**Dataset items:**
-------

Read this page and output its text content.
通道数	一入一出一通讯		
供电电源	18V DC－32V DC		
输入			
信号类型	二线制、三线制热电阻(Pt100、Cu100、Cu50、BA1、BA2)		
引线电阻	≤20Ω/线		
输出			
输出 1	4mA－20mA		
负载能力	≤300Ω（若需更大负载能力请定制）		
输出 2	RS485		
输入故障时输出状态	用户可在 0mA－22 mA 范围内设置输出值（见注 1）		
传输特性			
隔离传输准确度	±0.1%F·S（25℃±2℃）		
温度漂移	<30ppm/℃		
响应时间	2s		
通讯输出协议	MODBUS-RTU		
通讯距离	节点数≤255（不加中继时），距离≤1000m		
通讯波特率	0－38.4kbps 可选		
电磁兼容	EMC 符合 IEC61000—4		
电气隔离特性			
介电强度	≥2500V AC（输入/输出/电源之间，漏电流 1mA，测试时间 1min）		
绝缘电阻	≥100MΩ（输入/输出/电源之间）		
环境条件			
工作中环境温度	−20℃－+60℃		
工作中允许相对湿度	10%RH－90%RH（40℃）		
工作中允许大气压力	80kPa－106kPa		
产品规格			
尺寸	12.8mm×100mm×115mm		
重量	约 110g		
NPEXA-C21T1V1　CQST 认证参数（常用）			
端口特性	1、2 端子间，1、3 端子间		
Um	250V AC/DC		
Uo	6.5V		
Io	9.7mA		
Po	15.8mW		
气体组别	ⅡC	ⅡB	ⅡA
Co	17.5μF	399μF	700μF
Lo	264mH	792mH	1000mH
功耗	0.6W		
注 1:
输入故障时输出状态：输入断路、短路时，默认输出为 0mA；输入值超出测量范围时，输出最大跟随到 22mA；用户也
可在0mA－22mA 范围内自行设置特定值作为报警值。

-------

**Exercise task:** Your task is to quote all of the data word for word.

**Task answer:**
Read this page and output its text content.
通道数	一入一出一通讯		
供电电源	18V DC－32V DC		
输入			
信号类型	二线制、三线制热电阻(Pt100、Cu100、Cu50、BA1、BA2)		
引线电阻	≤20Ω/线		
输出			
输出 1	4mA－20mA		
负载能力	≤300Ω（若需更大负载能力请定制）		
输出 2	RS485		
输入故障时输出状态	用户可在 0mA－22 mA 范围内设置输出值（见注 1）		
传输特性			
隔离传输准确度	±0.1%F·S（25℃±2℃）		
温度漂移	<30ppm/℃		
响应时间	2s		
通讯输出协议	MODBUS-RTU		
通讯距离	节点数≤255（不加中继时），距离≤1000m		
通讯波特率	0－38.4kbps 可选		
电磁兼容	EMC 符合 IEC61000—4		
电气隔离特性			
介电强度	≥2500V AC（输入/输出/电源之间，漏电流 1mA，测试时间 1min）		
绝缘电阻	≥100MΩ（输入/输出/电源之间）		
环境条件			
工作中环境温度	−20℃－+60℃		
工作中允许相对湿度	10%RH－90%RH（40℃）		
工作中允许大气压力	80kPa－106kPa		
产品规格			
尺寸	12.8mm×100mm×115mm		
重量	约 110g		
NPEXA-C21T1V1　CQST 认证参数（常用）			
端口特性	1、2 端子间，1、3 端子间		
Um	250V AC/DC		
Uo	6.5V		
Io	9.7mA		
Po	15.8mW		
气体组别	ⅡC	ⅡB	ⅡA
Co	17.5μF	399μF	700μF
Lo	264mH	792mH	1000mH
功耗	0.6W		
注 1:
输入故障时输出状态：输入断路、短路时，默认输出为 0mA；输入值超出测量范围时，输出最大跟随到 22mA；用户也
可在0mA－22mA 范围内自行设置特定值作为报警值。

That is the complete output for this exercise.